### Goal of the exercise
Each entry below should be returned exactly as is, with the pictures removed.

▬▬▬

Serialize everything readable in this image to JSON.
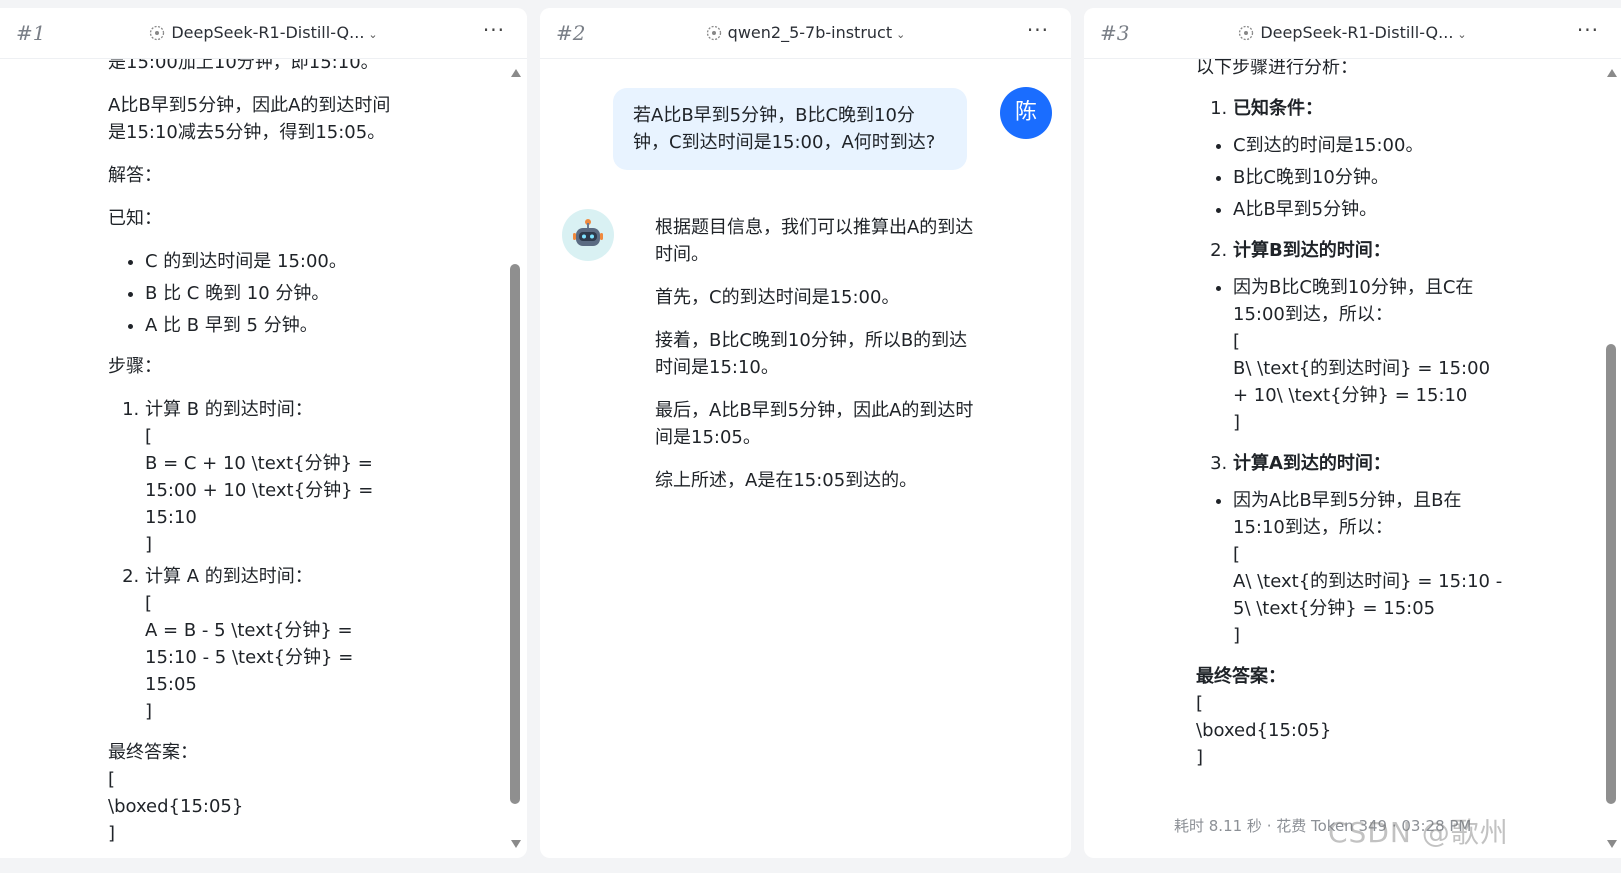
{
  "panels": [
    {
      "number": "#1",
      "model": "DeepSeek-R1-Distill-Q...",
      "content": {
        "partial_top": "是15:00加上10分钟，即15:10。",
        "para1": "A比B早到5分钟，因此A的到达时间是15:10减去5分钟，得到15:05。",
        "answer_label": "解答：",
        "known_label": "已知：",
        "known_items": [
          "C 的到达时间是 15:00。",
          "B 比 C 晚到 10 分钟。",
          "A 比 B 早到 5 分钟。"
        ],
        "steps_label": "步骤：",
        "step1_title": "计算 B 的到达时间：",
        "step1_open": "[",
        "step1_formula": "B = C + 10 \\text{分钟} = 15:00 + 10 \\text{分钟} = 15:10",
        "step1_close": "]",
        "step2_title": "计算 A 的到达时间：",
        "step2_open": "[",
        "step2_formula": "A = B - 5 \\text{分钟} = 15:10 - 5 \\text{分钟} = 15:05",
        "step2_close": "]",
        "final_label": "最终答案：",
        "final_open": "[",
        "final_boxed": "\\boxed{15:05}",
        "final_close": "]"
      }
    },
    {
      "number": "#2",
      "model": "qwen2_5-7b-instruct",
      "user_avatar": "陈",
      "user_message": "若A比B早到5分钟，B比C晚到10分钟，C到达时间是15:00，A何时到达?",
      "bot_paragraphs": [
        "根据题目信息，我们可以推算出A的到达时间。",
        "首先，C的到达时间是15:00。",
        "接着，B比C晚到10分钟，所以B的到达时间是15:10。",
        "最后，A比B早到5分钟，因此A的到达时间是15:05。",
        "综上所述，A是在15:05到达的。"
      ]
    },
    {
      "number": "#3",
      "model": "DeepSeek-R1-Distill-Q...",
      "content": {
        "partial_top": "以下步骤进行分析：",
        "h1": "已知条件：",
        "h1_items": [
          "C到达的时间是15:00。",
          "B比C晚到10分钟。",
          "A比B早到5分钟。"
        ],
        "h2": "计算B到达的时间：",
        "h2_item": "因为B比C晚到10分钟，且C在15:00到达，所以：",
        "h2_open": "[",
        "h2_formula": "B\\ \\text{的到达时间} = 15:00 + 10\\ \\text{分钟} = 15:10",
        "h2_close": "]",
        "h3": "计算A到达的时间：",
        "h3_item": "因为A比B早到5分钟，且B在15:10到达，所以：",
        "h3_open": "[",
        "h3_formula": "A\\ \\text{的到达时间} = 15:10 - 5\\ \\text{分钟} = 15:05",
        "h3_close": "]",
        "final_label": "最终答案：",
        "final_open": "[",
        "final_boxed": "\\boxed{15:05}",
        "final_close": "]"
      },
      "footer": "耗时 8.11 秒 · 花费 Token 349 · 03:28 PM",
      "watermark": "CSDN @歌州"
    }
  ],
  "colors": {
    "user_bubble": "#e8f3ff",
    "avatar": "#1a6dff",
    "bot_avatar_bg": "#d9f1f3"
  }
}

▬▬▬

### Problem solution
Serialize everything readable in this image to JSON.
{
  "panels": [
    {
      "number": "#1",
      "model": "DeepSeek-R1-Distill-Q...",
      "content": {
        "partial_top": "是15:00加上10分钟，即15:10。",
        "para1": "A比B早到5分钟，因此A的到达时间是15:10减去5分钟，得到15:05。",
        "answer_label": "解答：",
        "known_label": "已知：",
        "known_items": [
          "C 的到达时间是 15:00。",
          "B 比 C 晚到 10 分钟。",
          "A 比 B 早到 5 分钟。"
        ],
        "steps_label": "步骤：",
        "step1_title": "计算 B 的到达时间：",
        "step1_open": "[",
        "step1_formula": "B = C + 10 \\text{分钟} = 15:00 + 10 \\text{分钟} = 15:10",
        "step1_close": "]",
        "step2_title": "计算 A 的到达时间：",
        "step2_open": "[",
        "step2_formula": "A = B - 5 \\text{分钟} = 15:10 - 5 \\text{分钟} = 15:05",
        "step2_close": "]",
        "final_label": "最终答案：",
        "final_open": "[",
        "final_boxed": "\\boxed{15:05}",
        "final_close": "]"
      }
    },
    {
      "number": "#2",
      "model": "qwen2_5-7b-instruct",
      "user_avatar": "陈",
      "user_message": "若A比B早到5分钟，B比C晚到10分钟，C到达时间是15:00，A何时到达?",
      "bot_paragraphs": [
        "根据题目信息，我们可以推算出A的到达时间。",
        "首先，C的到达时间是15:00。",
        "接着，B比C晚到10分钟，所以B的到达时间是15:10。",
        "最后，A比B早到5分钟，因此A的到达时间是15:05。",
        "综上所述，A是在15:05到达的。"
      ]
    },
    {
      "number": "#3",
      "model": "DeepSeek-R1-Distill-Q...",
      "content": {
        "partial_top": "以下步骤进行分析：",
        "h1": "已知条件：",
        "h1_items": [
          "C到达的时间是15:00。",
          "B比C晚到10分钟。",
          "A比B早到5分钟。"
        ],
        "h2": "计算B到达的时间：",
        "h2_item": "因为B比C晚到10分钟，且C在15:00到达，所以：",
        "h2_open": "[",
        "h2_formula": "B\\ \\text{的到达时间} = 15:00 + 10\\ \\text{分钟} = 15:10",
        "h2_close": "]",
        "h3": "计算A到达的时间：",
        "h3_item": "因为A比B早到5分钟，且B在15:10到达，所以：",
        "h3_open": "[",
        "h3_formula": "A\\ \\text{的到达时间} = 15:10 - 5\\ \\text{分钟} = 15:05",
        "h3_close": "]",
        "final_label": "最终答案：",
        "final_open": "[",
        "final_boxed": "\\boxed{15:05}",
        "final_close": "]"
      },
      "footer": "耗时 8.11 秒 · 花费 Token 349 · 03:28 PM",
      "watermark": "CSDN @歌州"
    }
  ],
  "colors": {
    "user_bubble": "#e8f3ff",
    "avatar": "#1a6dff",
    "bot_avatar_bg": "#d9f1f3"
  }
}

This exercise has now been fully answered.